Task requirements: Scan the lines below for the string "author" and report how many lines contain it, giving only the number.

Supplied material:
--

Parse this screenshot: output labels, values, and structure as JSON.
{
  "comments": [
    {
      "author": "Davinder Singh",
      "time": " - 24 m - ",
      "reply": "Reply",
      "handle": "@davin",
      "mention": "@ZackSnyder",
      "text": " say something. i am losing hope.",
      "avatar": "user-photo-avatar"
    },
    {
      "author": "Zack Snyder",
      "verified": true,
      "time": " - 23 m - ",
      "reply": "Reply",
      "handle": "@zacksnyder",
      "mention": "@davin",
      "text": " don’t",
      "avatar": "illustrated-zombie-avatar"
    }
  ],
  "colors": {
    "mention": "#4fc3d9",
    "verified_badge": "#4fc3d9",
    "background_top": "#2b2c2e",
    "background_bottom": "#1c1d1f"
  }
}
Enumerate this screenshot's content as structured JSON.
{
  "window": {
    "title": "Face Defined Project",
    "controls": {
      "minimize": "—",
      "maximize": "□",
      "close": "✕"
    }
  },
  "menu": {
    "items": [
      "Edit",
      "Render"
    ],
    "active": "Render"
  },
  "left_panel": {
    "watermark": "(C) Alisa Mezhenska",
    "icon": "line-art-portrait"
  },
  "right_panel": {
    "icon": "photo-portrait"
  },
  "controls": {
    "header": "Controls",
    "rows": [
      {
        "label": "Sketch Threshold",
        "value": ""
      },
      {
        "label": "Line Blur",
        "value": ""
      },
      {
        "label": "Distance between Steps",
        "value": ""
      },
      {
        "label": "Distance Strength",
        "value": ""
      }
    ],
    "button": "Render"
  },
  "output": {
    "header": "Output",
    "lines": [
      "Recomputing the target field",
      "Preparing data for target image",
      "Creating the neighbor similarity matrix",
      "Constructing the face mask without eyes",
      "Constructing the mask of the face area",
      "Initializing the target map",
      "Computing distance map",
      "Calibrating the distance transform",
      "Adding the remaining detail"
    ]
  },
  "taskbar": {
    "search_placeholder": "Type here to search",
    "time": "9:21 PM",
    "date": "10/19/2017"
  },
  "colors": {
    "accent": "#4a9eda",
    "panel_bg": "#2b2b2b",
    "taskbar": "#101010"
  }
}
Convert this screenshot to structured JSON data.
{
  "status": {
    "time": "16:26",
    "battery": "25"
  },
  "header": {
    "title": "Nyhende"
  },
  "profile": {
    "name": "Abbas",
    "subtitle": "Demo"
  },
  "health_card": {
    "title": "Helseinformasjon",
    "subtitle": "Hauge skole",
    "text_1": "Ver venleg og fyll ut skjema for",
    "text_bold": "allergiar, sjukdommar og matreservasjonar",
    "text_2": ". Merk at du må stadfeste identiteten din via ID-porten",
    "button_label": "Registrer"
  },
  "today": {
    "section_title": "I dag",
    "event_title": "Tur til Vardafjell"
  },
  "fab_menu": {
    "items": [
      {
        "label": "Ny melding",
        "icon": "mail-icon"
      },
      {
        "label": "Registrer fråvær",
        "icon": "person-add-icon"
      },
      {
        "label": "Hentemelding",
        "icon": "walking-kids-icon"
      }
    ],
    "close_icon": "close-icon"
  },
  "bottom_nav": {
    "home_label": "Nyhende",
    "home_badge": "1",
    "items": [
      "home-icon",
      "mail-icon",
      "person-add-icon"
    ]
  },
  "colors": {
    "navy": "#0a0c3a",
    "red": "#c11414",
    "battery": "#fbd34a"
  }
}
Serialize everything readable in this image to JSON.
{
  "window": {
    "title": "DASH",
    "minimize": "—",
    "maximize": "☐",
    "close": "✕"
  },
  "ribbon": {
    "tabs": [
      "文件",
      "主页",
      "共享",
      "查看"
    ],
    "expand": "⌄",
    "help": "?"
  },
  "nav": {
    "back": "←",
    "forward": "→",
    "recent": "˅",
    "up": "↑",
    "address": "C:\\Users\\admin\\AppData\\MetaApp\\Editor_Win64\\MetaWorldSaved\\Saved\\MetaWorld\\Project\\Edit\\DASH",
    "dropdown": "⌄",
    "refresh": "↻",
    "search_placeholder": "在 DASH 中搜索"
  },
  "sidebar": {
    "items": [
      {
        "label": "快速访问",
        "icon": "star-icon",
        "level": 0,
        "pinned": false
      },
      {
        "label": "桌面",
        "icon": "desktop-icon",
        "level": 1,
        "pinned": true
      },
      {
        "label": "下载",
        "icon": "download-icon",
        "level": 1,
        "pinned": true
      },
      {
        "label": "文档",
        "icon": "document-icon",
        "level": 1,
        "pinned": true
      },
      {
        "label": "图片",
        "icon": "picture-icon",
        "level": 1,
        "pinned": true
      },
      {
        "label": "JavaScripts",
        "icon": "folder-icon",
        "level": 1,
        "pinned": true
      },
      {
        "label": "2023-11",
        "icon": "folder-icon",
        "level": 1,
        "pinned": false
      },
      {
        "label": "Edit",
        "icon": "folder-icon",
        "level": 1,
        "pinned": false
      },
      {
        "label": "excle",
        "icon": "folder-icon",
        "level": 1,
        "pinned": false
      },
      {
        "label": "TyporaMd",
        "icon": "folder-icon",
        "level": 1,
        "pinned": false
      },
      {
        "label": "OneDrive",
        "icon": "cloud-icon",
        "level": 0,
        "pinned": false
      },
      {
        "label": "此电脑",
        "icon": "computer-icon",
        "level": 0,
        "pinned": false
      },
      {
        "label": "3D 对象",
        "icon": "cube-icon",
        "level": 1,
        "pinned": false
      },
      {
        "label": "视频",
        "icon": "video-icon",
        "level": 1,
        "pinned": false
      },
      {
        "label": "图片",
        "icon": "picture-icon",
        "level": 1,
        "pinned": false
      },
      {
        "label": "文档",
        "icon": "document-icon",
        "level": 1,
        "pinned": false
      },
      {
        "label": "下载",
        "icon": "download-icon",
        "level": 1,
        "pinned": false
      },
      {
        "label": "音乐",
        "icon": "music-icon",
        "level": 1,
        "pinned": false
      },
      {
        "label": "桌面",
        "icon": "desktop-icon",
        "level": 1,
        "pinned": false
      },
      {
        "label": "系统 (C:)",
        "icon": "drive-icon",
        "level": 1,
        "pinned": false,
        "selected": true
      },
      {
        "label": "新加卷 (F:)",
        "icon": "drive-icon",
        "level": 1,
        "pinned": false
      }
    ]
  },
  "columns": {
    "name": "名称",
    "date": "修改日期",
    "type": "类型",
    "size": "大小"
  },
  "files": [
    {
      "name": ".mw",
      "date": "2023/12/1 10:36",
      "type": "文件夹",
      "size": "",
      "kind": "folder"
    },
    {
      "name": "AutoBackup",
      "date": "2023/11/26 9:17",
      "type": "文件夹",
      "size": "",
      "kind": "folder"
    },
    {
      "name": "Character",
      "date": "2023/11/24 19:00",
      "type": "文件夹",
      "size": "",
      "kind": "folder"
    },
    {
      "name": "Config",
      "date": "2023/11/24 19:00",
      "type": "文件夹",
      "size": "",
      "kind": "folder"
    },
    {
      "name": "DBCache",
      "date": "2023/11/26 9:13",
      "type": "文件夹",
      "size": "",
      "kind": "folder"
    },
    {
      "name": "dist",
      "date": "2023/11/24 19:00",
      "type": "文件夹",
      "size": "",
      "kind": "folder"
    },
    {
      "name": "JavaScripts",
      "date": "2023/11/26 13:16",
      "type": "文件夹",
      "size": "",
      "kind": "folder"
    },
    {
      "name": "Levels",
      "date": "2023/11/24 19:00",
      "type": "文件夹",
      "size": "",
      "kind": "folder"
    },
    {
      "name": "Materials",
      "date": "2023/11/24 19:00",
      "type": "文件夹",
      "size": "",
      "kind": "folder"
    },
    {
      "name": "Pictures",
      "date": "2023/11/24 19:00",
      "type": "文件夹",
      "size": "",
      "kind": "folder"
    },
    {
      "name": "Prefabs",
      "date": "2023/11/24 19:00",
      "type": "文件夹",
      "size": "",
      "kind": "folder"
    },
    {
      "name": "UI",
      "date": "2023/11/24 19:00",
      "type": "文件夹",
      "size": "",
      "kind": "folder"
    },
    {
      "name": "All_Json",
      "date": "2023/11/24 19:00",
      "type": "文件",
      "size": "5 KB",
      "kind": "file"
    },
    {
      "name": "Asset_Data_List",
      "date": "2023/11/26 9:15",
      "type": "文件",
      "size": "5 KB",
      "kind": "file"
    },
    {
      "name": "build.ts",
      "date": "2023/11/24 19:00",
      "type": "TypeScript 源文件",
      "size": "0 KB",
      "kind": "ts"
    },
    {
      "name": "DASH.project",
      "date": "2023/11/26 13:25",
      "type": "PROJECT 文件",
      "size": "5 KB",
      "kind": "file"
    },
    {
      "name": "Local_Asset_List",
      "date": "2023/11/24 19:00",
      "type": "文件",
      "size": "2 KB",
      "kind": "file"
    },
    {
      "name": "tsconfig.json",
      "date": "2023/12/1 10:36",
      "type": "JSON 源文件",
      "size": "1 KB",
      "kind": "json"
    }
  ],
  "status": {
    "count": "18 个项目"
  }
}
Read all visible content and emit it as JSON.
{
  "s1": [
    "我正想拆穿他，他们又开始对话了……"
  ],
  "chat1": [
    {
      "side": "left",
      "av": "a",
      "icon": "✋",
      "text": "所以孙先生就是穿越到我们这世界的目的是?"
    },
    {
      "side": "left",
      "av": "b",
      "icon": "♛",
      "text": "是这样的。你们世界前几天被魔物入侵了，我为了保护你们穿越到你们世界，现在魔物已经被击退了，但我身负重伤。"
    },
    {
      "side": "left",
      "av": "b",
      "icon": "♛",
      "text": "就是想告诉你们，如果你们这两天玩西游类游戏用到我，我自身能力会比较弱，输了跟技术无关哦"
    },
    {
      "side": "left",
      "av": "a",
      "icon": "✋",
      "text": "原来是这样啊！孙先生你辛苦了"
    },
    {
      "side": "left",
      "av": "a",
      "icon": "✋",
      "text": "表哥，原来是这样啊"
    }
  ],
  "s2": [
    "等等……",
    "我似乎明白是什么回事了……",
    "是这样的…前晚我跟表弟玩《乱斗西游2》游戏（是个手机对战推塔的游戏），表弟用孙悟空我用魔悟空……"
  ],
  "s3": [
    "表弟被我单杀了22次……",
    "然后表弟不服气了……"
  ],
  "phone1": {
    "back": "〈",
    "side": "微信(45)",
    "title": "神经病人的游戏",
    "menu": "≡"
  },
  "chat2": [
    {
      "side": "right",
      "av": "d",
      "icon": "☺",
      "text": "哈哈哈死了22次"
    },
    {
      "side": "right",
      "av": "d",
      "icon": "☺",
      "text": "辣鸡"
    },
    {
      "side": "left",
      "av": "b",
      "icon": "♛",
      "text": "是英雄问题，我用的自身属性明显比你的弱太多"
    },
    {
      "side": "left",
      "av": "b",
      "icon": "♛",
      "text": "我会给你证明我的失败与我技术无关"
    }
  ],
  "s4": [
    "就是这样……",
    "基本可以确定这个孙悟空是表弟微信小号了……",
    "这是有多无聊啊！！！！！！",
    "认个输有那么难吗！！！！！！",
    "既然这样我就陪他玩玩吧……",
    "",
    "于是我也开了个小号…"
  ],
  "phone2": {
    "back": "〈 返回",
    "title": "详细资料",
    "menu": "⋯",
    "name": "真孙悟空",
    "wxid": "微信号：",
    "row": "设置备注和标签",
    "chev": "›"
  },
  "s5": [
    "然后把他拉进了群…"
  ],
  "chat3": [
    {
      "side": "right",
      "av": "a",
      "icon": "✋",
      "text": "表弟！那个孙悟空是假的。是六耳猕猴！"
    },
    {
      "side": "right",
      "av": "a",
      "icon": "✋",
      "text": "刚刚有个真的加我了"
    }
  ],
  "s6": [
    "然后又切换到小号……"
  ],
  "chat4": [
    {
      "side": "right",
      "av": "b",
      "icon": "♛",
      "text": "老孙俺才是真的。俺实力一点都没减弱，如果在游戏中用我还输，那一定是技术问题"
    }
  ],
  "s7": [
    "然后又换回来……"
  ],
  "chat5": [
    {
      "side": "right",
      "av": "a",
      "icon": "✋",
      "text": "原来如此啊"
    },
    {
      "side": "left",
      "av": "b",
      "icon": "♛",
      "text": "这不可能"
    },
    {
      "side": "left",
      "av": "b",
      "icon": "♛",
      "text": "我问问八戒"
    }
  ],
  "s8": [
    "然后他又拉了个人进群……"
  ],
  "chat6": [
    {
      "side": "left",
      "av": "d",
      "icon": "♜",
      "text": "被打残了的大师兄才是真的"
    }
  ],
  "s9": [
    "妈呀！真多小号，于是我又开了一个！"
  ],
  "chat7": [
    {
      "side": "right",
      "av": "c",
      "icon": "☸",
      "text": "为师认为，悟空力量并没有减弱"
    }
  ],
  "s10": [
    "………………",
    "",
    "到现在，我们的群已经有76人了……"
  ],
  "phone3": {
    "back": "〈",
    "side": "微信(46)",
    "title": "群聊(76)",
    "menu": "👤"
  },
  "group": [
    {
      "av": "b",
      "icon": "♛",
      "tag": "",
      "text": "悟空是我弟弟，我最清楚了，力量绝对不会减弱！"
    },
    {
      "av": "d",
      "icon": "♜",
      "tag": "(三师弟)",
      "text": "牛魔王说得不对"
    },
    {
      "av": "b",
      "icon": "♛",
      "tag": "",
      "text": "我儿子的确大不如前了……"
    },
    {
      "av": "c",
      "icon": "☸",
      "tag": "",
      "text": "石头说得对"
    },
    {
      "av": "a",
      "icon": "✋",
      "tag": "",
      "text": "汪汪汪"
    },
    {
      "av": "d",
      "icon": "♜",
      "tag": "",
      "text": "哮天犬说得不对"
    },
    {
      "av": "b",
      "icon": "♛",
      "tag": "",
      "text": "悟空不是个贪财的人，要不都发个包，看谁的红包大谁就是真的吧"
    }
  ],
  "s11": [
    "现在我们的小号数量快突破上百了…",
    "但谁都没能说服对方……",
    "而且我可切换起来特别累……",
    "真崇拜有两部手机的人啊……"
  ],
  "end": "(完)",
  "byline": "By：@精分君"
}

--

Output of the exercise: 2